Stated goal:
Show every line that has the string "encounters" in it.

● ● ●

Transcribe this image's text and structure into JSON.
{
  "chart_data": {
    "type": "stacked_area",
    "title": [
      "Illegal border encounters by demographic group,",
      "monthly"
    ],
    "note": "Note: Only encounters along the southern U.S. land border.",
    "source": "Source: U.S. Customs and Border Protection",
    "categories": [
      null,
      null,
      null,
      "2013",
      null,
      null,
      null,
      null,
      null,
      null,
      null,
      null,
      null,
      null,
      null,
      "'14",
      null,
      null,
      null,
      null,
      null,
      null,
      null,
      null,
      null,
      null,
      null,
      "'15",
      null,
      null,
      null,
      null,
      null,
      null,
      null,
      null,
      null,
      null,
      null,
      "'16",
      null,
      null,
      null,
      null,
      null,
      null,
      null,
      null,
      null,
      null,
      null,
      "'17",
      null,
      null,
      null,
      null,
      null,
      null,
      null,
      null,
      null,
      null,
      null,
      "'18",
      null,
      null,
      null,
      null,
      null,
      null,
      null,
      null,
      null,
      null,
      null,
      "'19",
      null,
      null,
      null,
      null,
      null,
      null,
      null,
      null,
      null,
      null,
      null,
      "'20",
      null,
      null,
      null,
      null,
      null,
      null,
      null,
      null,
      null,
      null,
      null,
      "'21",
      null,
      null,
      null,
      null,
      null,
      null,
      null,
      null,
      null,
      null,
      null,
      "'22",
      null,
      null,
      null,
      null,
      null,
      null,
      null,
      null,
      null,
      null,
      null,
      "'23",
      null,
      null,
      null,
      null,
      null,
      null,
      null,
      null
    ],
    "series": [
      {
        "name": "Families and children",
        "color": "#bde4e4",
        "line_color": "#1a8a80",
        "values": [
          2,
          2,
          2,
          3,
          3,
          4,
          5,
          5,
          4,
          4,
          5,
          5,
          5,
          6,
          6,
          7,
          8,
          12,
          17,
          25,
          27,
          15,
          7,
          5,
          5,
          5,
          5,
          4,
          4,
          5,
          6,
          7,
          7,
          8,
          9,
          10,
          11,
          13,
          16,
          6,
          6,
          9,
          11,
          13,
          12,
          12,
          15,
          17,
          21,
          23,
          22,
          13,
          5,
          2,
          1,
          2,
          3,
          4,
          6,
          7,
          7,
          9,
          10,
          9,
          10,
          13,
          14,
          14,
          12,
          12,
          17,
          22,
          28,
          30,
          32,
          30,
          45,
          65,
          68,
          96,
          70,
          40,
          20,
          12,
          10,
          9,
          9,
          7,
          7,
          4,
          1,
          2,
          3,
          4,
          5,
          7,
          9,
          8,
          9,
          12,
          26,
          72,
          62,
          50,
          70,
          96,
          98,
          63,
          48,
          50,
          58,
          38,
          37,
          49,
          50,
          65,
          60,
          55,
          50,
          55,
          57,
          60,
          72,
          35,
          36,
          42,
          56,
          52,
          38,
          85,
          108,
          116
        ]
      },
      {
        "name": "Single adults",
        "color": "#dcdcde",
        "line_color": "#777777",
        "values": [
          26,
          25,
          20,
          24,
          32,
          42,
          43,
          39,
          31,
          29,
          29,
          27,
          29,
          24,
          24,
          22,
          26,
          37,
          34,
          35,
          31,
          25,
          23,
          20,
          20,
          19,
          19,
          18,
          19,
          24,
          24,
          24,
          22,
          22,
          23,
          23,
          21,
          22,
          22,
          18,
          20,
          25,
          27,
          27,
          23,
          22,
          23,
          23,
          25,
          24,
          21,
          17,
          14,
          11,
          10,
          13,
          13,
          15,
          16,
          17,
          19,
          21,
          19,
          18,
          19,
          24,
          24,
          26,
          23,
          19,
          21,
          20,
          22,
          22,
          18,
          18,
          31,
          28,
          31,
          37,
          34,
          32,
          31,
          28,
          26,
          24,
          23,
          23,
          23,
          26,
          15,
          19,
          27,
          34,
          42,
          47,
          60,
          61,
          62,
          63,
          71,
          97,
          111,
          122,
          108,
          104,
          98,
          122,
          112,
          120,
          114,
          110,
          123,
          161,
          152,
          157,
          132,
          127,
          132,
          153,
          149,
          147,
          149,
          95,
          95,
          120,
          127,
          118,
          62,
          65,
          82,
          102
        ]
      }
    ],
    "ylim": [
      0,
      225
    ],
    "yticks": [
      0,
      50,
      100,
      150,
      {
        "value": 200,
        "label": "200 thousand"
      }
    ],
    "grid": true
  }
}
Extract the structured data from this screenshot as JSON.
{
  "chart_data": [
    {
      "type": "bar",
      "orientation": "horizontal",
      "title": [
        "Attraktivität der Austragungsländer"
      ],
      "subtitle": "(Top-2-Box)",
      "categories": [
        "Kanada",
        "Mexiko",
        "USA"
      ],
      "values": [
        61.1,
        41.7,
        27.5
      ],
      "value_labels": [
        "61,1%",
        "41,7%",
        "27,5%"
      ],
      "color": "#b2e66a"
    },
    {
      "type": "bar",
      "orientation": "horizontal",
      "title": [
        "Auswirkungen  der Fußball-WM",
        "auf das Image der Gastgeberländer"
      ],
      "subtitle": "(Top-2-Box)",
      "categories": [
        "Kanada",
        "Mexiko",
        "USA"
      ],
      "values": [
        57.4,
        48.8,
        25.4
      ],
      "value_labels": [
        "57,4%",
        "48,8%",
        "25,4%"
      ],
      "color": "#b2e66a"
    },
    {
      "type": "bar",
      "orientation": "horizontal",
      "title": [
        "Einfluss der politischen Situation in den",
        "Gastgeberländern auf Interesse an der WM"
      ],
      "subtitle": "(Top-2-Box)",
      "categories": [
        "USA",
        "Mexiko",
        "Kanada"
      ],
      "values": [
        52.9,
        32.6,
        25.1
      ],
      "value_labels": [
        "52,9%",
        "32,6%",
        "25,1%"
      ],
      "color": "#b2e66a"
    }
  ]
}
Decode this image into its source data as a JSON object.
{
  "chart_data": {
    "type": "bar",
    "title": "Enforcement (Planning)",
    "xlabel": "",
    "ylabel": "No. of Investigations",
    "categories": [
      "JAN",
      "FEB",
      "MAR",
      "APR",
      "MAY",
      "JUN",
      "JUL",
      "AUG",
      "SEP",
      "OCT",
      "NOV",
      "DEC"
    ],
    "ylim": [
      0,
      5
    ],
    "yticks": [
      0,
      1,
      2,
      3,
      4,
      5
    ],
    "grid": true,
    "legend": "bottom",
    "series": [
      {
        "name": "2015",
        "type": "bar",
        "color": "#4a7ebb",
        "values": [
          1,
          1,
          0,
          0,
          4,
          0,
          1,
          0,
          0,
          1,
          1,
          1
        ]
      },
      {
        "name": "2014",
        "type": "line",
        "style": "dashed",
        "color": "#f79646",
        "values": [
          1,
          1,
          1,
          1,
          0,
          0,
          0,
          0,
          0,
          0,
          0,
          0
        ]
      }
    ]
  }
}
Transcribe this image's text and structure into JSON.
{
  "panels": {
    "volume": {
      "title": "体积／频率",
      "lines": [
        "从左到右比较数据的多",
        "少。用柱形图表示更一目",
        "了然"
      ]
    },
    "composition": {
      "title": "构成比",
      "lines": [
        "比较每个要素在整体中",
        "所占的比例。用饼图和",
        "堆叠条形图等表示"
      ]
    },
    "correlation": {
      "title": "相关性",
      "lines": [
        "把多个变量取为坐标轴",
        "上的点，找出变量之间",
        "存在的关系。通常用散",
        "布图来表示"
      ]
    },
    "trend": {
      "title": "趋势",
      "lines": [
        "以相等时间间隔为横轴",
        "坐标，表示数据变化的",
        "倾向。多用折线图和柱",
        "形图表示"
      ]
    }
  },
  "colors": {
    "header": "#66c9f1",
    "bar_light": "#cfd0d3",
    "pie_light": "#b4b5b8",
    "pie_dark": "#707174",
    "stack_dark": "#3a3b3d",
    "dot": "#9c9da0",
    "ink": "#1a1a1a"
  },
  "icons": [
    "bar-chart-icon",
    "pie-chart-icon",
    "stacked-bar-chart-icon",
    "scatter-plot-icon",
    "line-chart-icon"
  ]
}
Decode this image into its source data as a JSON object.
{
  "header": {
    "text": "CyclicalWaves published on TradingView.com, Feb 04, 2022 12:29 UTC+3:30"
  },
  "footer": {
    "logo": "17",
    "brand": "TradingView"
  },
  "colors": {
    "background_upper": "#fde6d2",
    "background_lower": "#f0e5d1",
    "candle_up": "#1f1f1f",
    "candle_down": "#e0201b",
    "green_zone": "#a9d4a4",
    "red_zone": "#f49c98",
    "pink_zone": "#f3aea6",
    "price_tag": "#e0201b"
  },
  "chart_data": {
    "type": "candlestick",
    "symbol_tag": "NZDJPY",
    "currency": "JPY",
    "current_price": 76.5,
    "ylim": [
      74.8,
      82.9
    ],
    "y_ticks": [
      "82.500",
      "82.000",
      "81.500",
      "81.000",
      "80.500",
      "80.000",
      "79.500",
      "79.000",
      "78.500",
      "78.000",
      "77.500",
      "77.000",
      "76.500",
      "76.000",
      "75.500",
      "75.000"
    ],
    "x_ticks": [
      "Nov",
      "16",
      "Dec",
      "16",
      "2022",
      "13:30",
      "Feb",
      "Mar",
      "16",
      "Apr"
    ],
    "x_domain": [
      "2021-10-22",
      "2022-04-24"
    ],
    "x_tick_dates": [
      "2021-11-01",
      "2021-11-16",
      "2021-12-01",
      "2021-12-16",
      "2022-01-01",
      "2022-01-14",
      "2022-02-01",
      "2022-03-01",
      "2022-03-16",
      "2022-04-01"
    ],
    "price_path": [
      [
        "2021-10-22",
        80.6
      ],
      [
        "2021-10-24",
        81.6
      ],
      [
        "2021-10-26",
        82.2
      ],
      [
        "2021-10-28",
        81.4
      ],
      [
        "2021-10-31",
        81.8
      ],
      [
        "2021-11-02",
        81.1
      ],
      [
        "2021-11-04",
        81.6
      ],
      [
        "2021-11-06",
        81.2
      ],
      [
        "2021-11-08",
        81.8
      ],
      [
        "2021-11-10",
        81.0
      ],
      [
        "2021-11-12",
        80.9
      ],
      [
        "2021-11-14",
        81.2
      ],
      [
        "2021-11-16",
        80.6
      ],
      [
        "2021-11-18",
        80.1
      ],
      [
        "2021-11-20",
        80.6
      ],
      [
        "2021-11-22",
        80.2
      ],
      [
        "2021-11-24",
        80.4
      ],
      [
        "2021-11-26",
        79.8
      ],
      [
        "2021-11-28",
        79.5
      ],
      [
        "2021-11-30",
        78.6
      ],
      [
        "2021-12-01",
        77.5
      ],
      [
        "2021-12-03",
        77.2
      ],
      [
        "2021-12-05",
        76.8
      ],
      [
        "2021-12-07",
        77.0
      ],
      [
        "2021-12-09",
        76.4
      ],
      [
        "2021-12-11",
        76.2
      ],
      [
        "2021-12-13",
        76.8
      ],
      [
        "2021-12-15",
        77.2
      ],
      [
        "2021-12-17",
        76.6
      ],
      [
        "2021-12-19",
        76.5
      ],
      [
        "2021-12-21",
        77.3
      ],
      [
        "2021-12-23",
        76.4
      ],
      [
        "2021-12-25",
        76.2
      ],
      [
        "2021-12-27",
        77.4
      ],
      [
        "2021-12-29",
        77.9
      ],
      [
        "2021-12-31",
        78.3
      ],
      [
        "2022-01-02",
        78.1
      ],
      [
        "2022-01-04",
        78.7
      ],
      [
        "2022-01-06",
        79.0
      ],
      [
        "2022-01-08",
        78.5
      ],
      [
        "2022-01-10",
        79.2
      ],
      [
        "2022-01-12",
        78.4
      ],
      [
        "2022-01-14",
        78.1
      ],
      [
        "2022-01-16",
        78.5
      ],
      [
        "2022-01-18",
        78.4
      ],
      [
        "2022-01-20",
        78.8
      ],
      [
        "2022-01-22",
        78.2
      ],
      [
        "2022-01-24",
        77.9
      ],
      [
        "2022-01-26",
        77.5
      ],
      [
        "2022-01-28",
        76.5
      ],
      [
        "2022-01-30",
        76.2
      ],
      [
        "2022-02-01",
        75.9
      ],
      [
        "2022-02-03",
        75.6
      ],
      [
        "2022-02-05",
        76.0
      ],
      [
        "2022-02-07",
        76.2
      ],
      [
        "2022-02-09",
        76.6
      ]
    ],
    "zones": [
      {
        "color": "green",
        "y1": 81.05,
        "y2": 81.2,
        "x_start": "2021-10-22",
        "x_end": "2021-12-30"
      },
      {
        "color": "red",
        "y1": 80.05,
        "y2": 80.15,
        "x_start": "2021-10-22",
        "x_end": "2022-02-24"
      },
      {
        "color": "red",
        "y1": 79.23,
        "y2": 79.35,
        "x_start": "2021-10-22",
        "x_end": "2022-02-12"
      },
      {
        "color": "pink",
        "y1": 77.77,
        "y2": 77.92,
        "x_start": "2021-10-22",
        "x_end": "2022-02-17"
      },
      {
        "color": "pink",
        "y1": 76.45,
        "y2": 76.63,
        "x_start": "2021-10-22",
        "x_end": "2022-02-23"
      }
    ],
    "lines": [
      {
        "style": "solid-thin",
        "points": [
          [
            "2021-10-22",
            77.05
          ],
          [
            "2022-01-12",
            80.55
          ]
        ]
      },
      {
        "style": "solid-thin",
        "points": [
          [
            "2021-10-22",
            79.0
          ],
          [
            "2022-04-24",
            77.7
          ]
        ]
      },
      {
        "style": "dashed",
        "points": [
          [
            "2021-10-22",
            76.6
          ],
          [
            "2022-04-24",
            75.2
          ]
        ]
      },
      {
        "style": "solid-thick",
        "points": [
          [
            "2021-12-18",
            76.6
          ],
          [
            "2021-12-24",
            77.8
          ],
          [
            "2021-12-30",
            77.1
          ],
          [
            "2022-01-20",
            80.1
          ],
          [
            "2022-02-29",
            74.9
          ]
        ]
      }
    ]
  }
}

● ● ●

Task result:
      "Illegal border encounters by demographic group,",
    "note": "Note: Only encounters along the southern U.S. land border.",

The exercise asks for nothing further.